■ Exercise task: Pull out every line below that holds the word "Пушкина".

>>>

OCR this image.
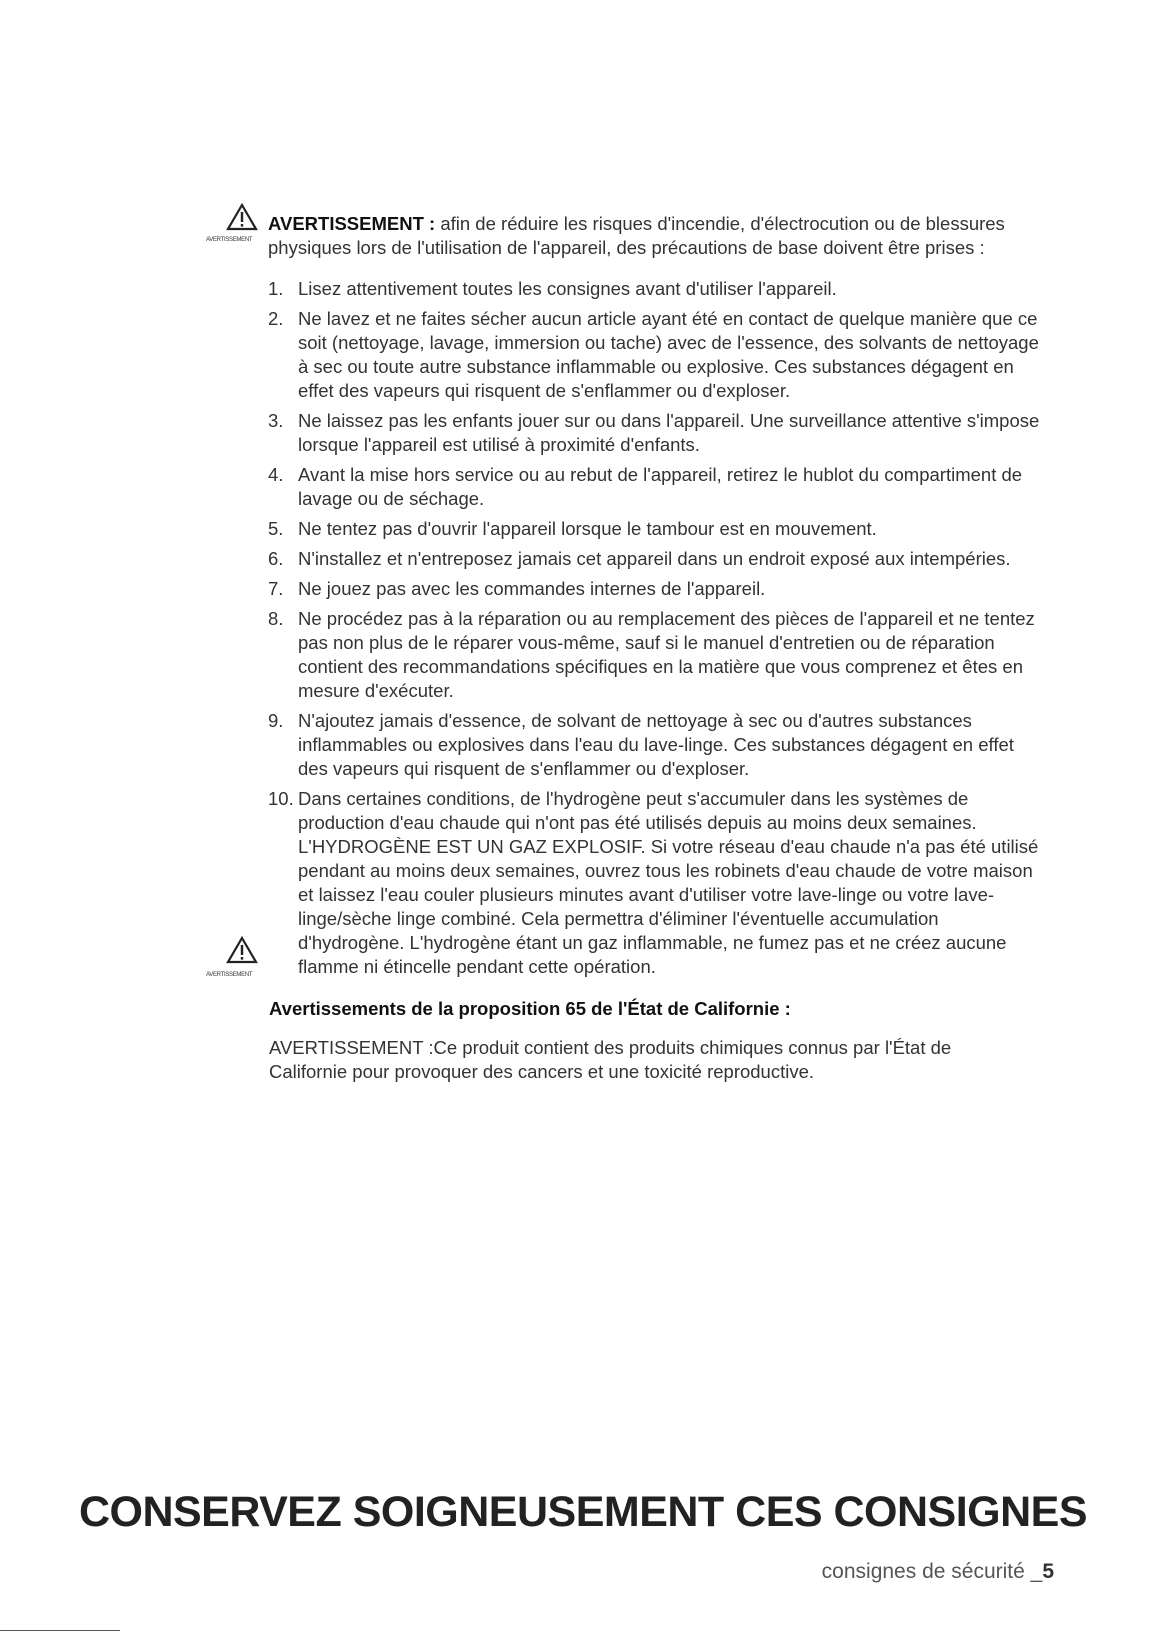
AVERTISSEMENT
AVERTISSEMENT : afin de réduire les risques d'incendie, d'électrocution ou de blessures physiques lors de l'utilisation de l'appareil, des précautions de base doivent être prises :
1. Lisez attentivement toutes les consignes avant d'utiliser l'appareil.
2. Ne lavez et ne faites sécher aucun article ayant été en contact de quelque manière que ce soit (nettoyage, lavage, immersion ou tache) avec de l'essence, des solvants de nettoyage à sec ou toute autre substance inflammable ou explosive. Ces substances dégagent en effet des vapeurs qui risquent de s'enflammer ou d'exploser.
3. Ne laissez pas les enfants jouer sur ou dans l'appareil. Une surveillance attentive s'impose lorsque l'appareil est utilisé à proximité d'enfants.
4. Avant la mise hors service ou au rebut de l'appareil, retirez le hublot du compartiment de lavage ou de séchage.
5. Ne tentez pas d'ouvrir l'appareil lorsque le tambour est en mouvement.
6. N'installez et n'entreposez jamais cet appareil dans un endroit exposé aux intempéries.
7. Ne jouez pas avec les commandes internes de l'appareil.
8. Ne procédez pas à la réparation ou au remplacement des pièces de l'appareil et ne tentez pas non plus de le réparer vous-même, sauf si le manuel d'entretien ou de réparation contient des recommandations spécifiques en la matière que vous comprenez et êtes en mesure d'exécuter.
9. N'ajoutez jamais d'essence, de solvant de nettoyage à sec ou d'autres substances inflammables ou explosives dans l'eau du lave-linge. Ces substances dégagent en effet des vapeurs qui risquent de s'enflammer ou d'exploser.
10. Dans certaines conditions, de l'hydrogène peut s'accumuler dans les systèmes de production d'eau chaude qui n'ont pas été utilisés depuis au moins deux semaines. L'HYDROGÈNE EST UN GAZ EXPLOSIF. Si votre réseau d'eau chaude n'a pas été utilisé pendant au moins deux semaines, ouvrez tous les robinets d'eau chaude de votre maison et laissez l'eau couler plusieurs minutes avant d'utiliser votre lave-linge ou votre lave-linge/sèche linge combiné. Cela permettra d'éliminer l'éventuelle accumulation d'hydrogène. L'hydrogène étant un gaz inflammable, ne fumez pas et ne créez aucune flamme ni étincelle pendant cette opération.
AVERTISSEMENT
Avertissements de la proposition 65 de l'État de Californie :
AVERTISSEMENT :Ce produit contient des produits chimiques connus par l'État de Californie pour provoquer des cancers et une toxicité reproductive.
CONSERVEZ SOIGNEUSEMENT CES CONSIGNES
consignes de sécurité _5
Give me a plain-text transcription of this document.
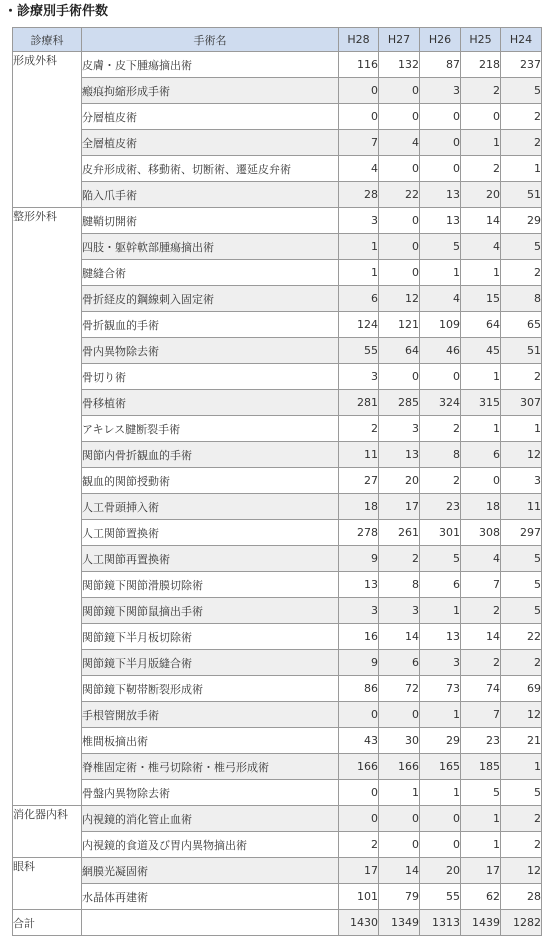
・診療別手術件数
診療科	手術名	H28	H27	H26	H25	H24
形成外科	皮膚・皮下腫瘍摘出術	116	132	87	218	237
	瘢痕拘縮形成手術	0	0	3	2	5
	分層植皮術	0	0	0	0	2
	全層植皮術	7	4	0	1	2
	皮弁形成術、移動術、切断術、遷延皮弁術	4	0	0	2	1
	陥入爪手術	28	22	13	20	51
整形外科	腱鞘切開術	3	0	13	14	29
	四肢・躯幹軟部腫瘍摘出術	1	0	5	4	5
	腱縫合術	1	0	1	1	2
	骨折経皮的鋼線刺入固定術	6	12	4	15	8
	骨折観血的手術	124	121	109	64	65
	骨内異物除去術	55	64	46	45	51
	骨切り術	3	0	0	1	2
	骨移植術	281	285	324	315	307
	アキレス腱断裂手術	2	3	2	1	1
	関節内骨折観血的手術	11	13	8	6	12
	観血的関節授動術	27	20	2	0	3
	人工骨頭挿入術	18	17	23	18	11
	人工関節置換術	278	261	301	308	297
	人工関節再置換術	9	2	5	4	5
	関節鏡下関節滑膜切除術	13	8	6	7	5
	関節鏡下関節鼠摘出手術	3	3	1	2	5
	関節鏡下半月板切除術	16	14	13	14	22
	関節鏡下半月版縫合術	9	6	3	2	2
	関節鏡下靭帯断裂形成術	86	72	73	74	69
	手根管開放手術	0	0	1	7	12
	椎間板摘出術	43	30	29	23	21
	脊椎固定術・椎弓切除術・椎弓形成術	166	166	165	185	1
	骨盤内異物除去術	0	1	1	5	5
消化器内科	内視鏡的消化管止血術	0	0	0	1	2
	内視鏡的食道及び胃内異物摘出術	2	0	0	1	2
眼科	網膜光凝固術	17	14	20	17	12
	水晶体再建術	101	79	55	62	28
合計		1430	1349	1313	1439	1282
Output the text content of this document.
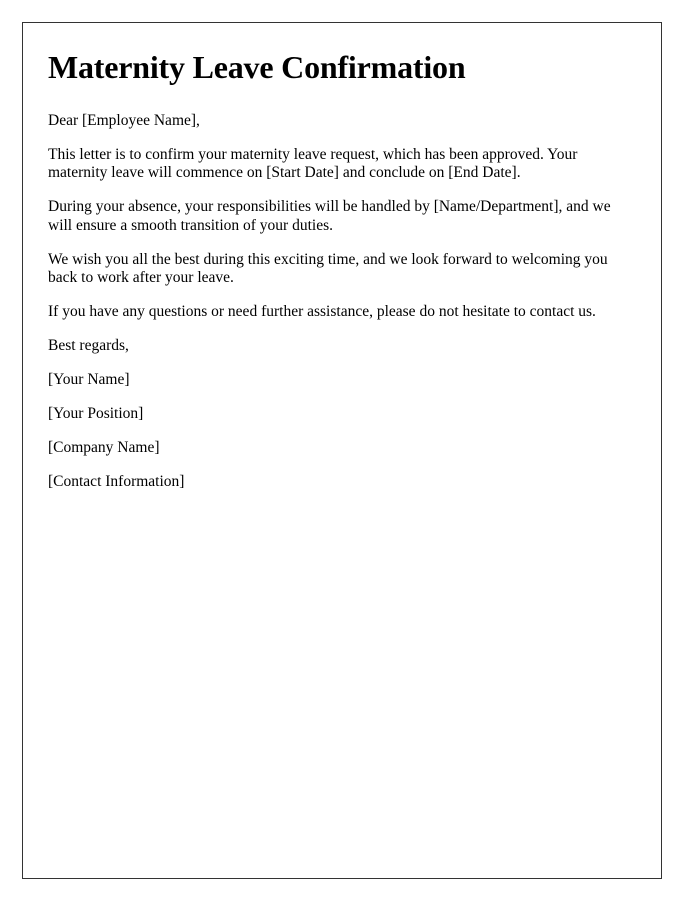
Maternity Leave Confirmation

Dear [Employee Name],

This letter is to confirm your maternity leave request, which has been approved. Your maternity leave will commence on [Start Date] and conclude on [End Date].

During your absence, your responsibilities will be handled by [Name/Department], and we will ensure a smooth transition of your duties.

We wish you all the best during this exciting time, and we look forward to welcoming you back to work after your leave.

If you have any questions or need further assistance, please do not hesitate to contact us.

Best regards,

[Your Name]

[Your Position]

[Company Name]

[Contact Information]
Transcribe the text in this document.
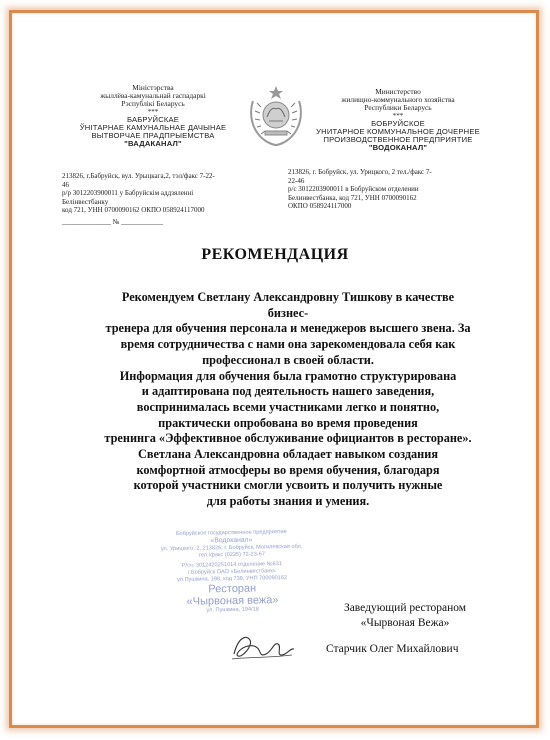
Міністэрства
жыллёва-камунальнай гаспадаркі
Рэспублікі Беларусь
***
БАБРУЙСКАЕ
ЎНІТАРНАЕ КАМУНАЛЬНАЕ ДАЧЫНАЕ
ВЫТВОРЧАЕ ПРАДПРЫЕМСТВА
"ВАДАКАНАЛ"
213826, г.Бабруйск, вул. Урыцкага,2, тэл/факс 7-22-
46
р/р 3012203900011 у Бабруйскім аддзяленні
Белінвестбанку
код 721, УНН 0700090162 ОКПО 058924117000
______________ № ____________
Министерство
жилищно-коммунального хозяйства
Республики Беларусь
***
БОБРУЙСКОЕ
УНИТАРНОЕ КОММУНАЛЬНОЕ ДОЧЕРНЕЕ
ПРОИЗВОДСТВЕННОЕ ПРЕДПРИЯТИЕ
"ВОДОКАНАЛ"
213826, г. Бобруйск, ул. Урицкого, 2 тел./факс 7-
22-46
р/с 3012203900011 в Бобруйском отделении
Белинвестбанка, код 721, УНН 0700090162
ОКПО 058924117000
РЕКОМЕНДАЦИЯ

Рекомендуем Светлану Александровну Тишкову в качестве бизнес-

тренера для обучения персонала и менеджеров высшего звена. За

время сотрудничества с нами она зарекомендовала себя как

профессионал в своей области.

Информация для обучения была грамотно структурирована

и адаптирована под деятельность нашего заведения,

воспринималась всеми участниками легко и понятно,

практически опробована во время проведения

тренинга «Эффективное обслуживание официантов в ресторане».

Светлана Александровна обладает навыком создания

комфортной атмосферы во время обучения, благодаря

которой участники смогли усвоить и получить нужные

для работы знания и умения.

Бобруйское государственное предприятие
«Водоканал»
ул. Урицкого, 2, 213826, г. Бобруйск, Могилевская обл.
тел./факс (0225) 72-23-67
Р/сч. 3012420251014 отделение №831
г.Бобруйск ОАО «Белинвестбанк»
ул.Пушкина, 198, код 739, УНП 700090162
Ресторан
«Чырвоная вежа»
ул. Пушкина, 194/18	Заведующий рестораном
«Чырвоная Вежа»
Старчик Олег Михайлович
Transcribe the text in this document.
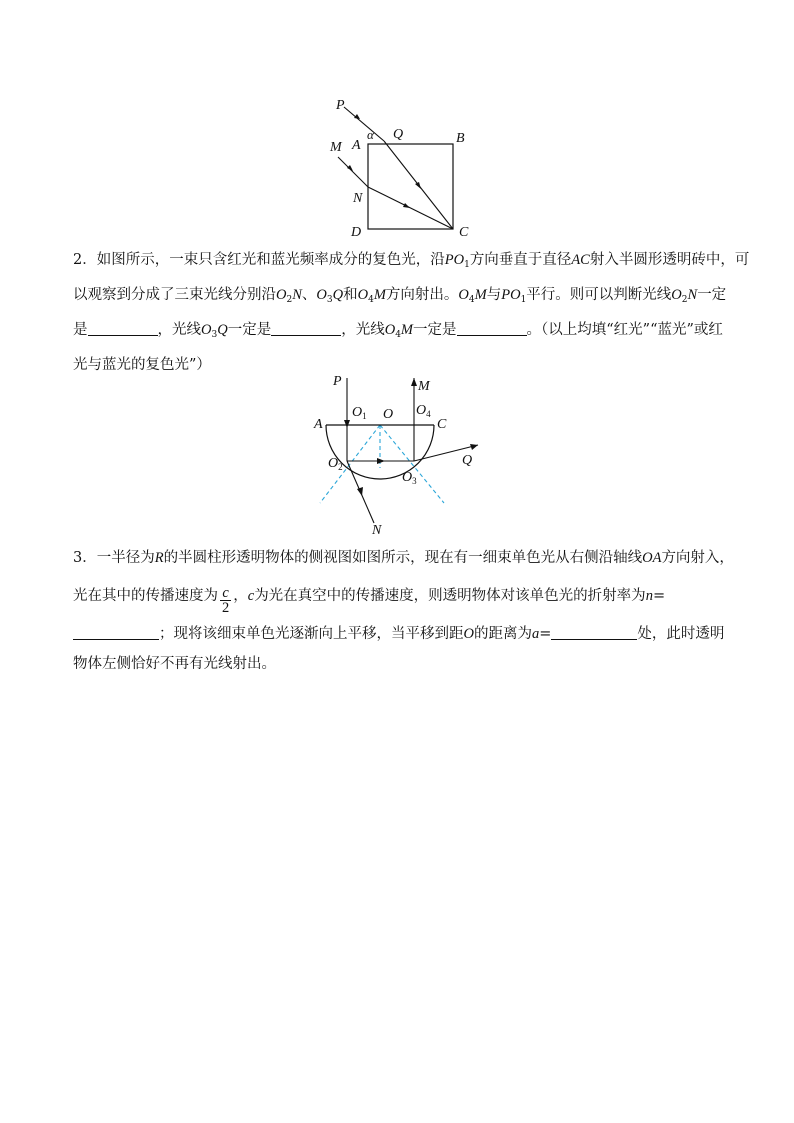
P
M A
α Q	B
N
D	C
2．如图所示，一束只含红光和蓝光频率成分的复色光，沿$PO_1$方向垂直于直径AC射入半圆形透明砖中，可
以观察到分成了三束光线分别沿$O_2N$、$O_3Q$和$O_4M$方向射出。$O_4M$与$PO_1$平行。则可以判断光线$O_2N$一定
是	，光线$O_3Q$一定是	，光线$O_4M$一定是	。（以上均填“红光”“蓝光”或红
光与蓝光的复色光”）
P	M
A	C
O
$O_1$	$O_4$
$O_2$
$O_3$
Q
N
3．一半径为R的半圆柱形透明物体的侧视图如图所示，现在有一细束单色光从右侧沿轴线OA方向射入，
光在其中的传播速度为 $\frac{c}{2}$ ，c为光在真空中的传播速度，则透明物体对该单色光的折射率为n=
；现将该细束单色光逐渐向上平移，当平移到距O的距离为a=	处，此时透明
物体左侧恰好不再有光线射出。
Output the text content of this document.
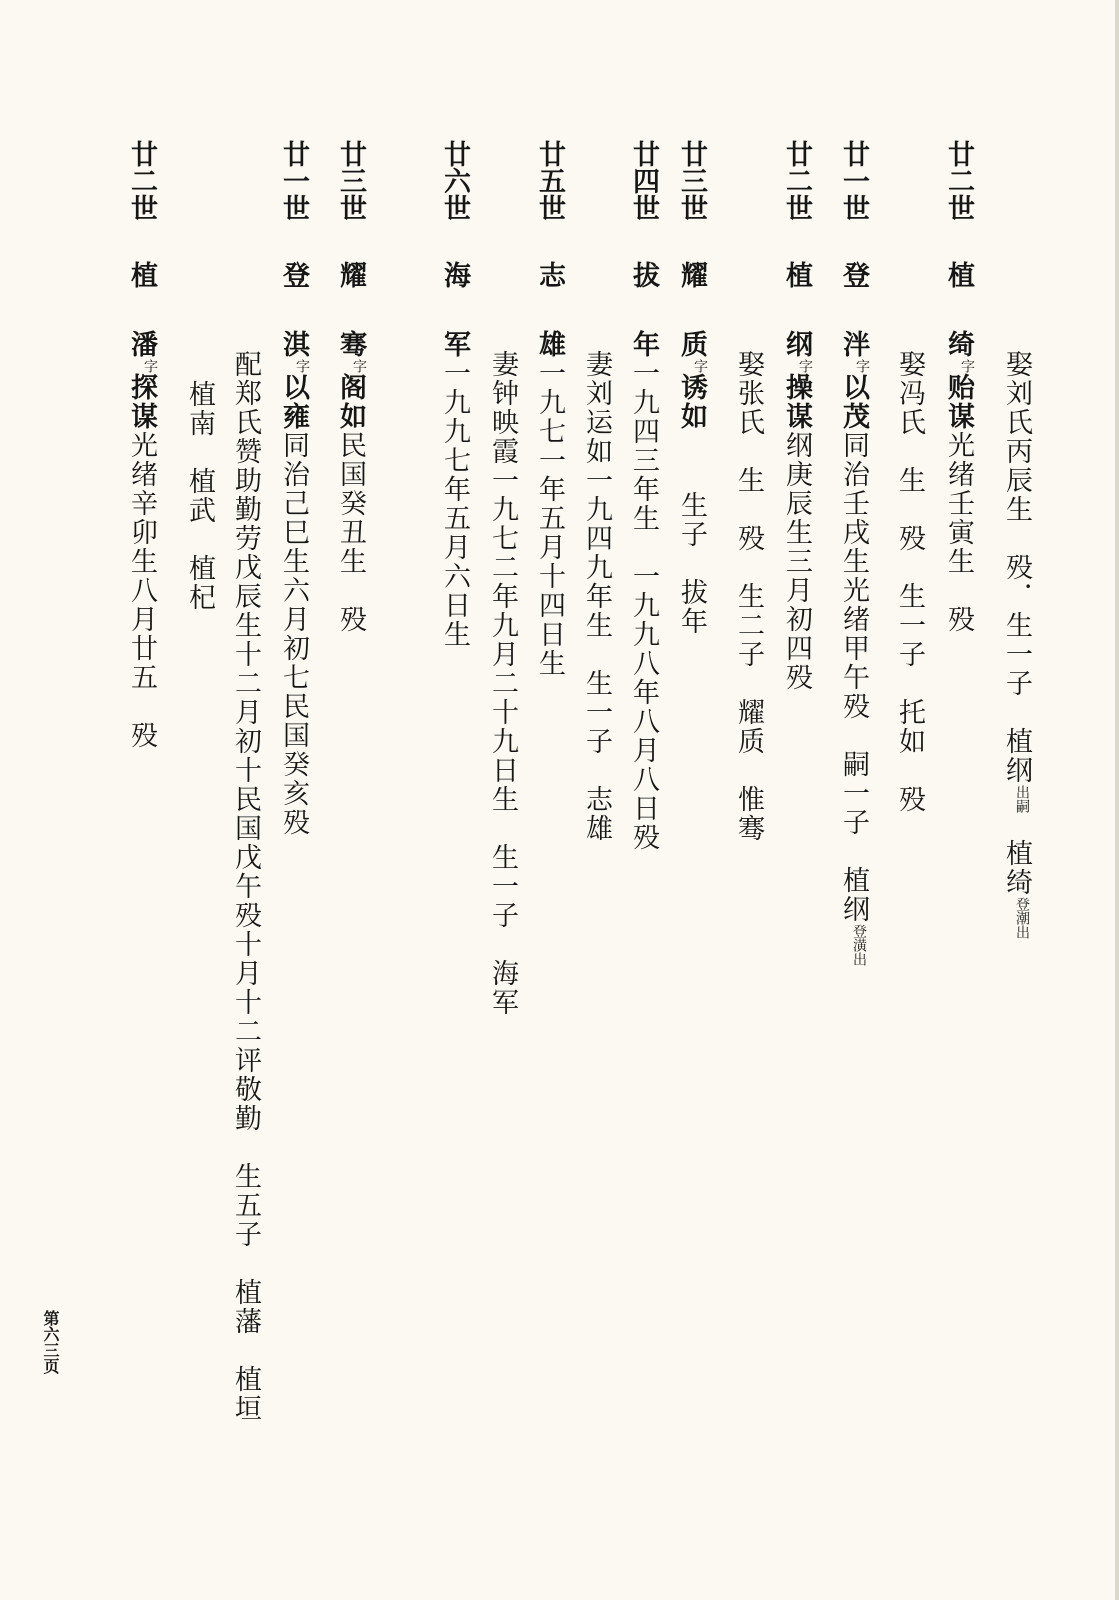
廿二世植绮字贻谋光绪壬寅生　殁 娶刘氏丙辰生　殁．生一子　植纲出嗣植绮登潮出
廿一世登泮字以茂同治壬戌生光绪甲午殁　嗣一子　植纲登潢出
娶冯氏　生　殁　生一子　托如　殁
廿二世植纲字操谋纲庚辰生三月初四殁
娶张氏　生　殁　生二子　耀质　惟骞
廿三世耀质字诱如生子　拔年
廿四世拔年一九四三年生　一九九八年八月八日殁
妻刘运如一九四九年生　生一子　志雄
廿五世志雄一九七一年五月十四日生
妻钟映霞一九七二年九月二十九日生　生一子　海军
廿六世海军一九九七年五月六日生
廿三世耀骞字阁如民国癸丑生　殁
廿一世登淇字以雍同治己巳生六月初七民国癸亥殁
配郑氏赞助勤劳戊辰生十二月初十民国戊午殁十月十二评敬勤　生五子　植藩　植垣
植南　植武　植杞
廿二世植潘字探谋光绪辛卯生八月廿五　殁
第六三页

<<<

■ Answer to the task:
ул.Пушкина, 198, код 739, УНП 700090162
ул. Пушкина, 194/18	Заведующий рестораном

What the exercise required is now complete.